**WHAT THE TASK REQUIRES:** Examine the material below. Gather every line in which the string "this" appears.

**ENTRIES SHOWN:**

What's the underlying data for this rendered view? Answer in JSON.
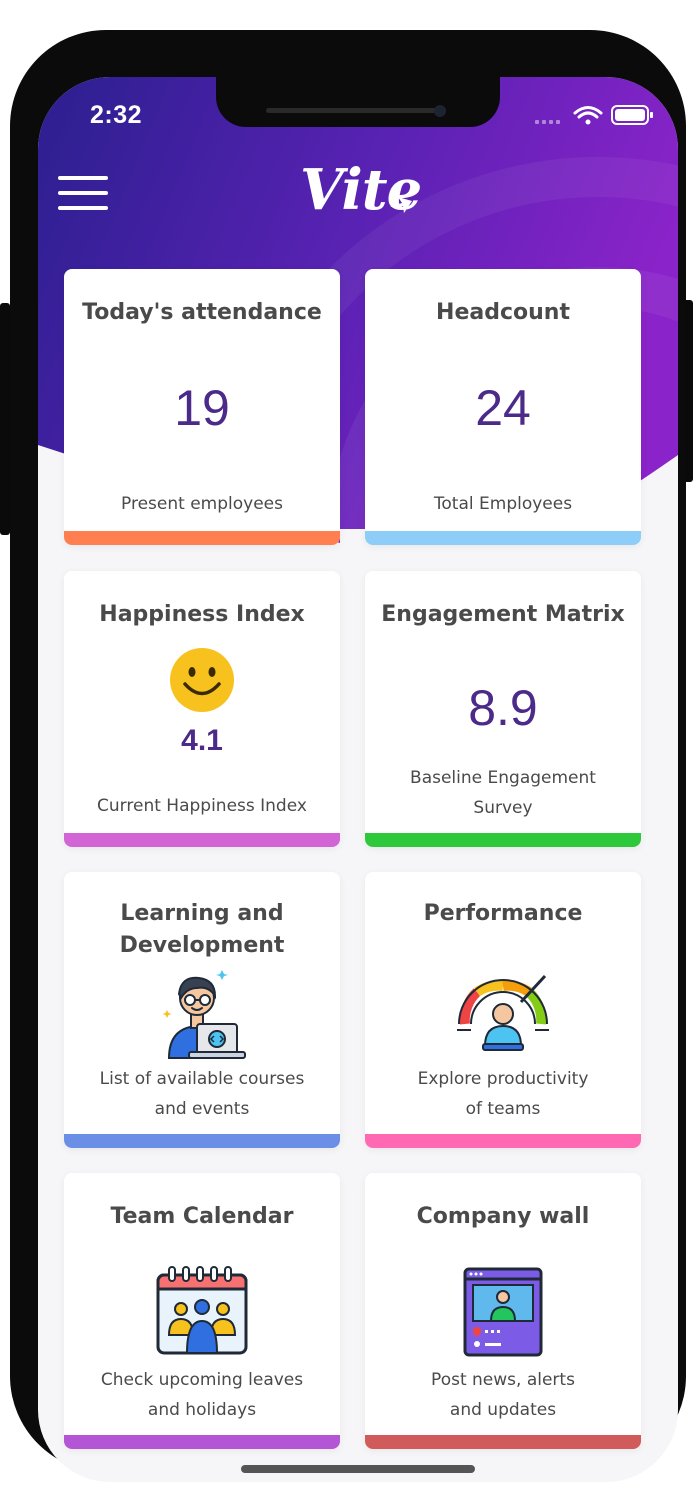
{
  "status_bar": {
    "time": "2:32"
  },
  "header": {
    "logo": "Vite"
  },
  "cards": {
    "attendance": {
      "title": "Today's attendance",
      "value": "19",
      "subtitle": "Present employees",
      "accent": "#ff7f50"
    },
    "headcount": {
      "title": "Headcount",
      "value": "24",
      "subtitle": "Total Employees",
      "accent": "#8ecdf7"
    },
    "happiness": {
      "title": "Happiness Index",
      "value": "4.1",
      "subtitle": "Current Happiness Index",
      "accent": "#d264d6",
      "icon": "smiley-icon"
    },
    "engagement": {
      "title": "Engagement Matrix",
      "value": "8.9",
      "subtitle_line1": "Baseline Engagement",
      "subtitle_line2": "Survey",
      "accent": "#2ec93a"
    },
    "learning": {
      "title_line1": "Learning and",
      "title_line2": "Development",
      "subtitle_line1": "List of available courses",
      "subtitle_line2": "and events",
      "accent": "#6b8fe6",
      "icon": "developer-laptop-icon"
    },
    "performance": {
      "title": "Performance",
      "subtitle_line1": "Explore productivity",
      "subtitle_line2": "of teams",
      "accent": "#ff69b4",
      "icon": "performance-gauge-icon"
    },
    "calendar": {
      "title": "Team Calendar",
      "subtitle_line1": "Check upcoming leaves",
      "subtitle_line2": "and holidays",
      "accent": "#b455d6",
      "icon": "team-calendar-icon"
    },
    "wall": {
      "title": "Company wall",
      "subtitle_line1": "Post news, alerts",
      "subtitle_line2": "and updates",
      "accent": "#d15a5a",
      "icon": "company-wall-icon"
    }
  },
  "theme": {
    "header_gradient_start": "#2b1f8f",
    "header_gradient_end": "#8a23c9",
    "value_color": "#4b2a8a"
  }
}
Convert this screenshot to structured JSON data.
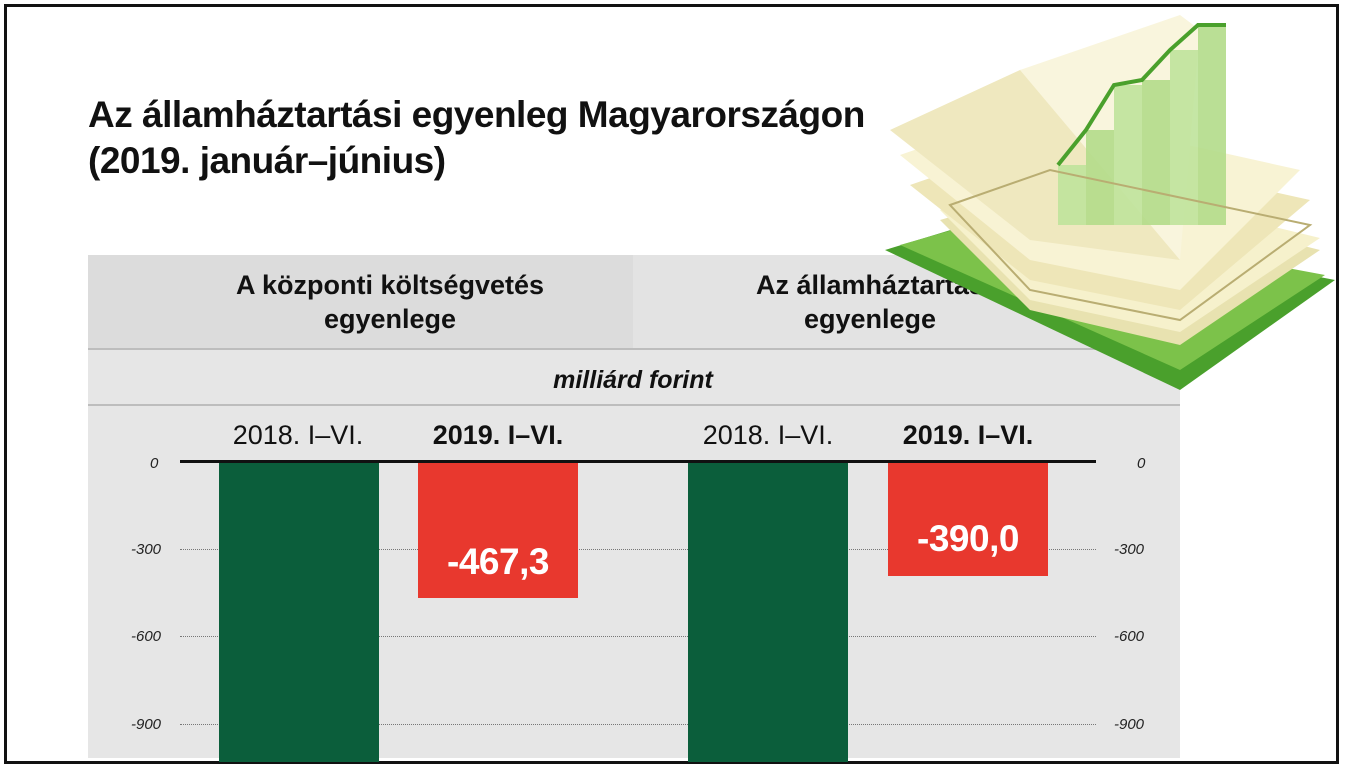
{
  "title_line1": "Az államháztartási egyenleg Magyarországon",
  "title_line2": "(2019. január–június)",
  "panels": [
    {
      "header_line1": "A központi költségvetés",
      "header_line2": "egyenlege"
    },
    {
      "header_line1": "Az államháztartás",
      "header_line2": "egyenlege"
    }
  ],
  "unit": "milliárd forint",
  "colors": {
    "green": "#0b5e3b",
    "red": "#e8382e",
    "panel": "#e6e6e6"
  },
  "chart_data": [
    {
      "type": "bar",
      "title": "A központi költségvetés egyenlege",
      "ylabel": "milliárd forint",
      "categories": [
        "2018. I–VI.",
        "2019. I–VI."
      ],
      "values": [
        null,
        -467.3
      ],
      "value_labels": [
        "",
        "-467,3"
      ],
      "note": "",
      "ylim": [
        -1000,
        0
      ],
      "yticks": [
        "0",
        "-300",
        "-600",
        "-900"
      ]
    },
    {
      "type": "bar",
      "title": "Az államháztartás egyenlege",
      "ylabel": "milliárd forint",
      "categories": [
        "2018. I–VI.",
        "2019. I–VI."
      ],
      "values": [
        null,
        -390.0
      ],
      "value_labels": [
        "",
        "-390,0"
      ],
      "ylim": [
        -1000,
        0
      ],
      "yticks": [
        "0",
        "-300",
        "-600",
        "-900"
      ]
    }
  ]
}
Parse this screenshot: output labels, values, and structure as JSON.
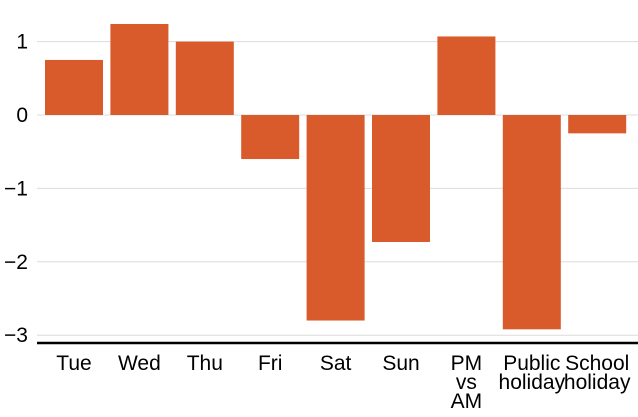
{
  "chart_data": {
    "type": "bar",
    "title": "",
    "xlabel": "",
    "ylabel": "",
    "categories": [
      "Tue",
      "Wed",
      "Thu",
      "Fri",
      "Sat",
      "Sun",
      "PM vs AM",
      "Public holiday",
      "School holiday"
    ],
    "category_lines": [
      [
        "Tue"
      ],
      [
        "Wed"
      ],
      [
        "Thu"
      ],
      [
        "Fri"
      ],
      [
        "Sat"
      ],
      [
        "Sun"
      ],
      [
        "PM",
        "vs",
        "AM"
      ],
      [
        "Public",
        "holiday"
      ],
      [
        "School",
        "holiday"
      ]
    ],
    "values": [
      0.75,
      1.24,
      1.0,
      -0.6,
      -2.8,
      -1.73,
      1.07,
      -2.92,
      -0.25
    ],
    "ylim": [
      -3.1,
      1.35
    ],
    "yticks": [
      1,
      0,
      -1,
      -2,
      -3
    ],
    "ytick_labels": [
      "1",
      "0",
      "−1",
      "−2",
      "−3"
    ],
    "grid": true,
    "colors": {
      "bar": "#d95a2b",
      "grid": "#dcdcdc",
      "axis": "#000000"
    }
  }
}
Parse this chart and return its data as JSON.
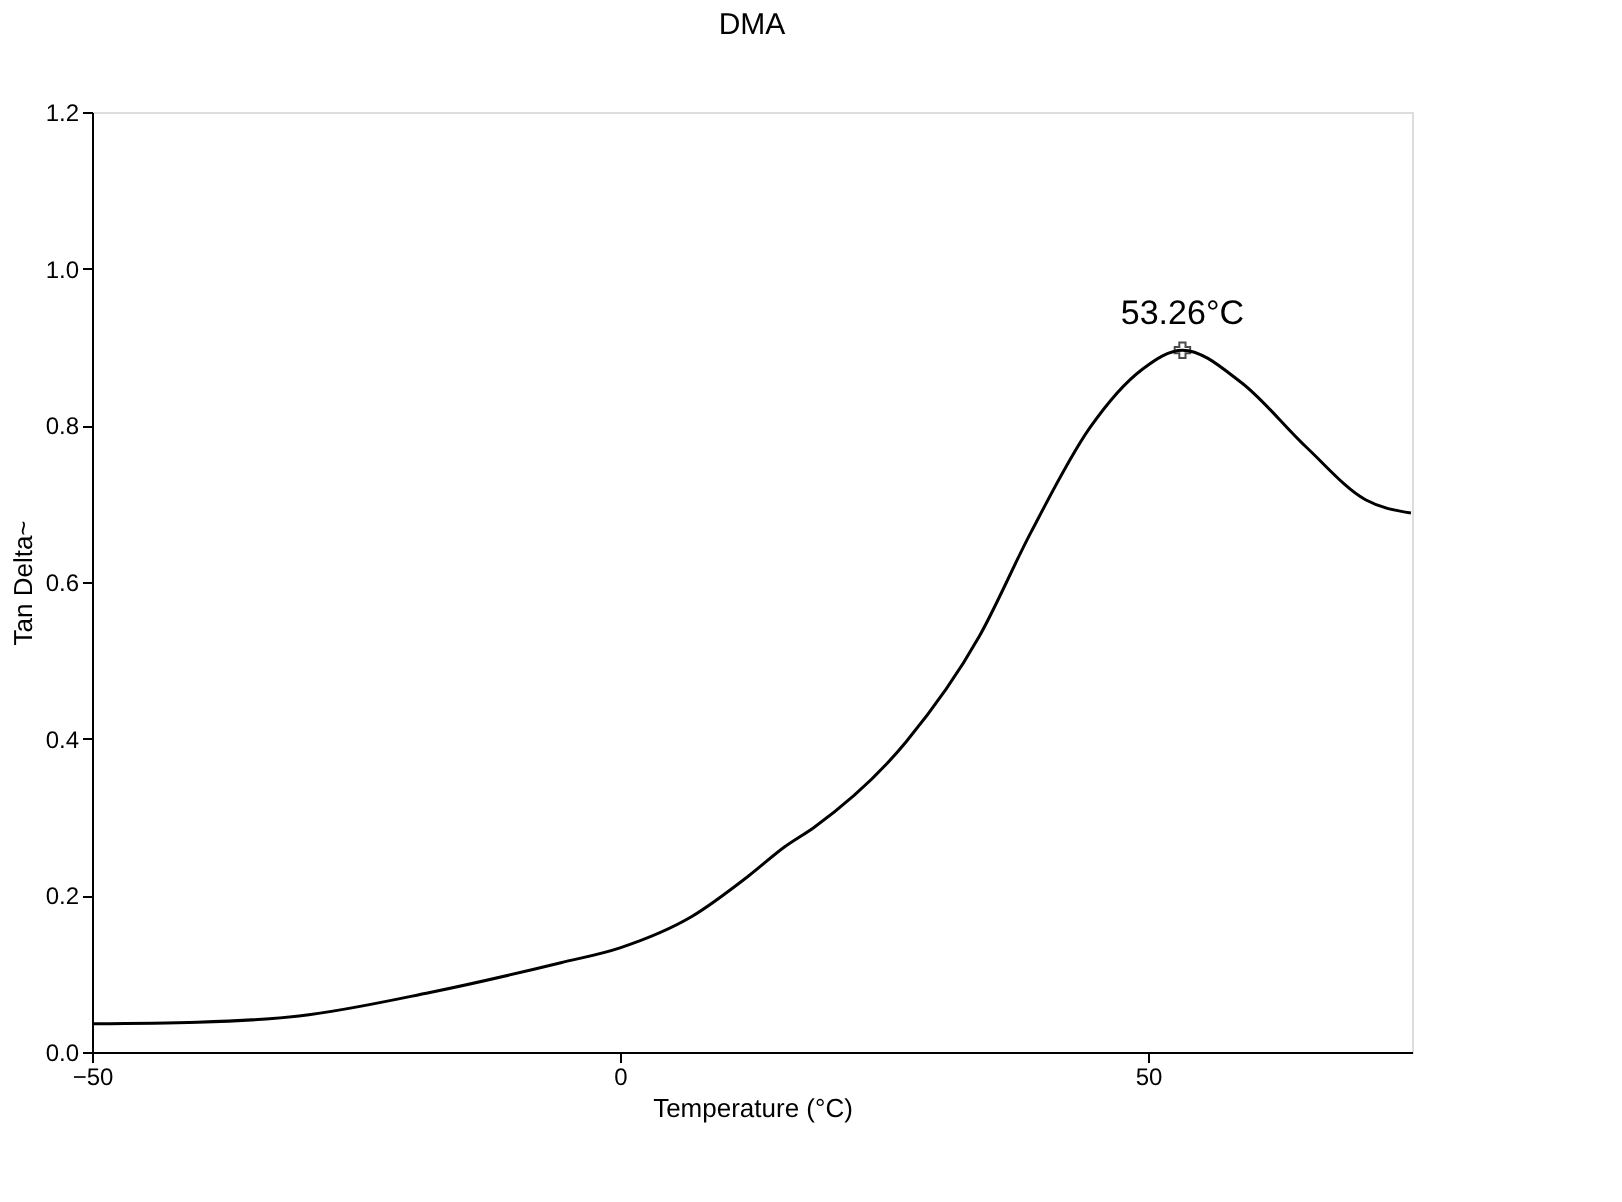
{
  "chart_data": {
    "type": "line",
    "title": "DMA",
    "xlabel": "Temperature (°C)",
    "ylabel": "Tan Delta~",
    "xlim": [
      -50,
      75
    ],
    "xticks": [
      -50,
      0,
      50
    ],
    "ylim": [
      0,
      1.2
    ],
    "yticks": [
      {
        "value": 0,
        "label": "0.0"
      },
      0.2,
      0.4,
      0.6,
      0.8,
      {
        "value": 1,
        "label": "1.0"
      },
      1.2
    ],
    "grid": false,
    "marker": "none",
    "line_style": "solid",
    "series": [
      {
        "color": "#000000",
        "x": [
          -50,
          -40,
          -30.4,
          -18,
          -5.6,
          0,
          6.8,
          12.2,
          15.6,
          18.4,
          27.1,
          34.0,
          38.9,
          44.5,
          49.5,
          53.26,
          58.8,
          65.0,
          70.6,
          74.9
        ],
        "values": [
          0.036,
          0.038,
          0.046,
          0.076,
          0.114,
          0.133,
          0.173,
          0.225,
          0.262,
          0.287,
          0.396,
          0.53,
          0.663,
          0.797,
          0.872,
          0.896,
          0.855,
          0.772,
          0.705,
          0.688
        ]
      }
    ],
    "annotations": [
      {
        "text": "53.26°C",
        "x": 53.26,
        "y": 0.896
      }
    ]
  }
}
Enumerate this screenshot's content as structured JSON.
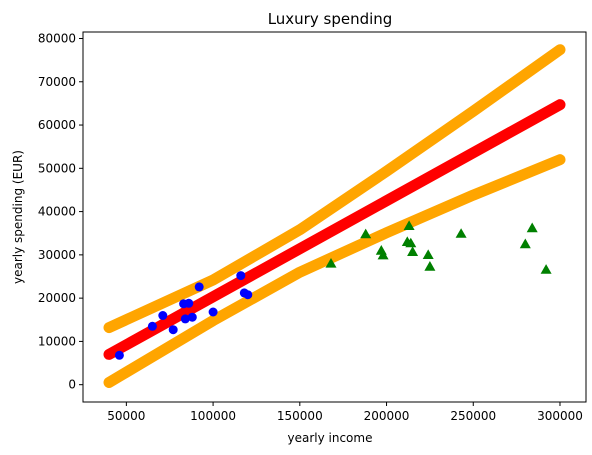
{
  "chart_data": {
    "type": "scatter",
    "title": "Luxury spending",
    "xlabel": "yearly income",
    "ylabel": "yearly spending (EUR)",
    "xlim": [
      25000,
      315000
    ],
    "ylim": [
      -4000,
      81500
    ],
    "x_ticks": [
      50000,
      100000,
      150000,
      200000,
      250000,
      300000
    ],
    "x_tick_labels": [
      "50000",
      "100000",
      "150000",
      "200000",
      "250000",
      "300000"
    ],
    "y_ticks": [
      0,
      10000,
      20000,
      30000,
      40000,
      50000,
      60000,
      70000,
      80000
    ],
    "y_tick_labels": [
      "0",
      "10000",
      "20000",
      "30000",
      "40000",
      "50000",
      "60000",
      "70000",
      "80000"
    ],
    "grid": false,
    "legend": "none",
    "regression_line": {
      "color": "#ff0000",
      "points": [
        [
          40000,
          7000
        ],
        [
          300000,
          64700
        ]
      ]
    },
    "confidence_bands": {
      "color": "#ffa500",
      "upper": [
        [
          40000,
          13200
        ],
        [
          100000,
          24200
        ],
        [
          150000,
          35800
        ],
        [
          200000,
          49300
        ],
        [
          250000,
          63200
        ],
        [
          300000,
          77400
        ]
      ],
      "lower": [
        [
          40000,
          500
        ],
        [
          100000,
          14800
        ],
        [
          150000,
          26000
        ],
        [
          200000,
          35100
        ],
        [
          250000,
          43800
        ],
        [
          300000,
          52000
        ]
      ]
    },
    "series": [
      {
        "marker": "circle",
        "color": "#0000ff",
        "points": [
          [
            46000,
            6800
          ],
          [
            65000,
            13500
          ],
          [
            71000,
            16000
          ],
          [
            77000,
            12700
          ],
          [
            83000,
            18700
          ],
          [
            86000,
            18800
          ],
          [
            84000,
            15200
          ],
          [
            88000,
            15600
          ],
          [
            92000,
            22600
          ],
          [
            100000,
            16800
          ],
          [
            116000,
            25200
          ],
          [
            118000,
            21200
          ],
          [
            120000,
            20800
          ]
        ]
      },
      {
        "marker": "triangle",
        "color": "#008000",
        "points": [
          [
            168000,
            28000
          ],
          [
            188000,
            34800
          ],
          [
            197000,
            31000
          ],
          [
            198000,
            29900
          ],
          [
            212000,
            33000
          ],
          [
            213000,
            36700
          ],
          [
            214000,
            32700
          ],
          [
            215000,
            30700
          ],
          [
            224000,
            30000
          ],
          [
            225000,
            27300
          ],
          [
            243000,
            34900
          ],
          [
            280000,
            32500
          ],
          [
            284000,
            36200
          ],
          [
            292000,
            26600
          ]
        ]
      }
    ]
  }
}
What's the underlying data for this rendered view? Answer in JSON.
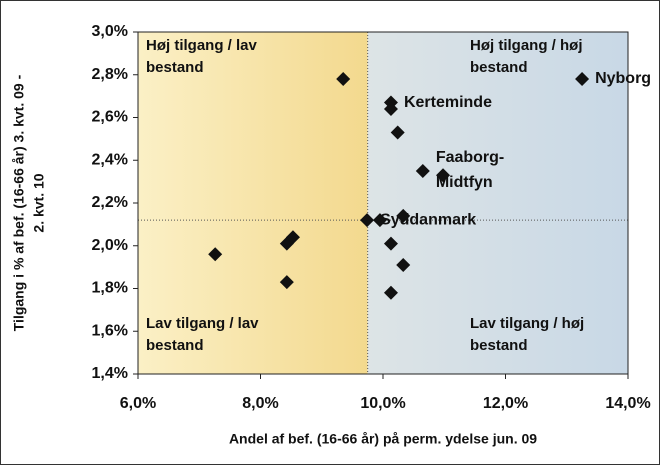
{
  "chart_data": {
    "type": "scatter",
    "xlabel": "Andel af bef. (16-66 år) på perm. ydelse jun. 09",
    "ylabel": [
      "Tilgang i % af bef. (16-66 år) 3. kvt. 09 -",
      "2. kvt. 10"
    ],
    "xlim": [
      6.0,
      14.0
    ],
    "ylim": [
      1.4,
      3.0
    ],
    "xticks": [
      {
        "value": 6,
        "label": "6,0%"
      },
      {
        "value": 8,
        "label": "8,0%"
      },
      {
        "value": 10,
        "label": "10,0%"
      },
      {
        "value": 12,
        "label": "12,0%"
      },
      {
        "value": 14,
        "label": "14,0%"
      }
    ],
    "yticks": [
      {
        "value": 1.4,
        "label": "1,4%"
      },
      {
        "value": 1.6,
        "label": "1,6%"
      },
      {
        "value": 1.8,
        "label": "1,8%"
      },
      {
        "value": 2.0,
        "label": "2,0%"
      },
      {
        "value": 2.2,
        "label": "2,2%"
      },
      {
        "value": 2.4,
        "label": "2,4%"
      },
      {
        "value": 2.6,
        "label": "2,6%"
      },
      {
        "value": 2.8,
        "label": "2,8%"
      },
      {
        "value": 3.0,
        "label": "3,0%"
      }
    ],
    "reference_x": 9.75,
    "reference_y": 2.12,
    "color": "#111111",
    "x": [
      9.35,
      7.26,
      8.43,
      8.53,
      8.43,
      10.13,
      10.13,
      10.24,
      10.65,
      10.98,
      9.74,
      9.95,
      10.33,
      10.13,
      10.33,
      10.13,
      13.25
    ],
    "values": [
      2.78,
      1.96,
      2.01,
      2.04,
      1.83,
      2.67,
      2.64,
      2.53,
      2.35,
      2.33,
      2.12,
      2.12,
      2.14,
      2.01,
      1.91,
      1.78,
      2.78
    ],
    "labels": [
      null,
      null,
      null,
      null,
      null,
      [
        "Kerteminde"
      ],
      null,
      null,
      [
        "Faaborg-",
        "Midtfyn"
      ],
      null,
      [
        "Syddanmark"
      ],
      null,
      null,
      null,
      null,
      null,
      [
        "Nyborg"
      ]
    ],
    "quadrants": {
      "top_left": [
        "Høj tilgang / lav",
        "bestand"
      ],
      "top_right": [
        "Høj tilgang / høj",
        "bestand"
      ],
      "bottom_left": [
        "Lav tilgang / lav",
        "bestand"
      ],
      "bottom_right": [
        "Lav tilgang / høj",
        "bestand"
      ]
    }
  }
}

**SOLVED EXERCISE:**
What's the underlying data for this rendered view? Answer in JSON.
Convert this screenshot to structured JSON data.
Parse this screenshot: output labels, values, and structure as JSON.
Parse this chart and return its data as JSON.
Enumerate this screenshot's content as structured JSON.
What's the underlying data for this rendered view? Answer in JSON.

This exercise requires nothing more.